Copy out, word for word, the entries from the very first line through the line containing "valve 1.2 right box blocked", including both of those lines.
○ ○ ○ ○ ○ ○ ○
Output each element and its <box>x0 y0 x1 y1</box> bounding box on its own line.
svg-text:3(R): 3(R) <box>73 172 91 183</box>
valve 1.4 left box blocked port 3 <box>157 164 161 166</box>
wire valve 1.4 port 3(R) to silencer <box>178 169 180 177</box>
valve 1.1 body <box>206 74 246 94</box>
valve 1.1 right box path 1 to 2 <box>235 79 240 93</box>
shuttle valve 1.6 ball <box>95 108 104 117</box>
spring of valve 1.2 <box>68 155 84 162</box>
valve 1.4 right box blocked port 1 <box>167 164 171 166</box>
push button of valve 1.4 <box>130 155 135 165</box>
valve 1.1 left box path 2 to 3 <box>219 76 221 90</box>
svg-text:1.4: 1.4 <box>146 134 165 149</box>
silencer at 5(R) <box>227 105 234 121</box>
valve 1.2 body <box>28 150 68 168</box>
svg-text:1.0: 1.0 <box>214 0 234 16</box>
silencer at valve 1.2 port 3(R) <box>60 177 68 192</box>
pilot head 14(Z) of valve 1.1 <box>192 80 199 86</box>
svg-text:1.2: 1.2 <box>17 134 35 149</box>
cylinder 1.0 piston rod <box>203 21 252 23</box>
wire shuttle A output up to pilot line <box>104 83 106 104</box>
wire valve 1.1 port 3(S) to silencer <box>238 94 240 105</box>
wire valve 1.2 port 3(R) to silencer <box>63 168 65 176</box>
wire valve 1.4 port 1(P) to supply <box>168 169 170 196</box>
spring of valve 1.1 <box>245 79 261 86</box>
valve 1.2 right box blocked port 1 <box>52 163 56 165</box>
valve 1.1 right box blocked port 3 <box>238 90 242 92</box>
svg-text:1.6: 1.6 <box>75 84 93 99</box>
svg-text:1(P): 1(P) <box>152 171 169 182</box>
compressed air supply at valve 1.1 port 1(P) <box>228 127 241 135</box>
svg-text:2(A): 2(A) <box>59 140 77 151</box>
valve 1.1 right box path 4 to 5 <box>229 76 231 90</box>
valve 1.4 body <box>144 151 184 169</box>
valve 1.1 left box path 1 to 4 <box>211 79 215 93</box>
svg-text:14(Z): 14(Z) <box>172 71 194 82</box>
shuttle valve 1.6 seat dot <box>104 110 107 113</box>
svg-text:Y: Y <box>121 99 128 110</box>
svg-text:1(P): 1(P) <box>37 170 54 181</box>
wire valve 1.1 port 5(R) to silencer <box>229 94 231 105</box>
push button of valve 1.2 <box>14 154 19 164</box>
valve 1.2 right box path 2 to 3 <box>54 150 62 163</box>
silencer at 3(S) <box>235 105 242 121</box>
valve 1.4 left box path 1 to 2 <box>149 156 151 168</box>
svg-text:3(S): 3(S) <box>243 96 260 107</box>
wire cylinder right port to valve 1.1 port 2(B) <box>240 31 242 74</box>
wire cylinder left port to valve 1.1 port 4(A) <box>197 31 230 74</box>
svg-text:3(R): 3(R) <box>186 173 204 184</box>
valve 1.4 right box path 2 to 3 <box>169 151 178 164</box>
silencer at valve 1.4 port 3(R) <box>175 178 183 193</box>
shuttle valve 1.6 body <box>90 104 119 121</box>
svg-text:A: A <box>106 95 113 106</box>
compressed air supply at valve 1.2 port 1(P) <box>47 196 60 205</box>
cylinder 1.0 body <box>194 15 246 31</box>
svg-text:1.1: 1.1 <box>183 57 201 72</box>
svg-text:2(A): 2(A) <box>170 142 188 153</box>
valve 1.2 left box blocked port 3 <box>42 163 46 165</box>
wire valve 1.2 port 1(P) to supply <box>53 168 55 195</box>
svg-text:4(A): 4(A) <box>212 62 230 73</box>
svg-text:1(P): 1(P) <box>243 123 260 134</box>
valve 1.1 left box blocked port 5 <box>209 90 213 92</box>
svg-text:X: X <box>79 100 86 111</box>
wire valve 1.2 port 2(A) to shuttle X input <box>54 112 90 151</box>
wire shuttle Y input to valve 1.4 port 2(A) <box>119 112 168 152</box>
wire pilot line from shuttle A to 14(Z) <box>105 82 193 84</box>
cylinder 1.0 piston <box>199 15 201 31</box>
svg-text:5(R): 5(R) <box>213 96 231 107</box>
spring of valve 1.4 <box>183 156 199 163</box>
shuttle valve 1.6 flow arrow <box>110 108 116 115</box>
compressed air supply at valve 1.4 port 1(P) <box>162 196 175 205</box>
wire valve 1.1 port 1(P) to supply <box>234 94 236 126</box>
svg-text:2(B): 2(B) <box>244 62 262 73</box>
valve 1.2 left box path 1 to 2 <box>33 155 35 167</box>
○ ○ ○ ○ ○ ○ ○
> Task output:
Output each element and its <box>x0 y0 x1 y1</box> bounding box on its own line.
svg-text:3(R): 3(R) <box>73 172 91 183</box>
valve 1.4 left box blocked port 3 <box>157 164 161 166</box>
wire valve 1.4 port 3(R) to silencer <box>178 169 180 177</box>
valve 1.1 body <box>206 74 246 94</box>
valve 1.1 right box path 1 to 2 <box>235 79 240 93</box>
shuttle valve 1.6 ball <box>95 108 104 117</box>
spring of valve 1.2 <box>68 155 84 162</box>
valve 1.4 right box blocked port 1 <box>167 164 171 166</box>
push button of valve 1.4 <box>130 155 135 165</box>
valve 1.1 left box path 2 to 3 <box>219 76 221 90</box>
svg-text:1.4: 1.4 <box>146 134 165 149</box>
silencer at 5(R) <box>227 105 234 121</box>
valve 1.2 body <box>28 150 68 168</box>
svg-text:1.0: 1.0 <box>214 0 234 16</box>
silencer at valve 1.2 port 3(R) <box>60 177 68 192</box>
pilot head 14(Z) of valve 1.1 <box>192 80 199 86</box>
svg-text:1.2: 1.2 <box>17 134 35 149</box>
cylinder 1.0 piston rod <box>203 21 252 23</box>
wire shuttle A output up to pilot line <box>104 83 106 104</box>
wire valve 1.1 port 3(S) to silencer <box>238 94 240 105</box>
wire valve 1.2 port 3(R) to silencer <box>63 168 65 176</box>
wire valve 1.4 port 1(P) to supply <box>168 169 170 196</box>
spring of valve 1.1 <box>245 79 261 86</box>
valve 1.2 right box blocked port 1 <box>52 163 56 165</box>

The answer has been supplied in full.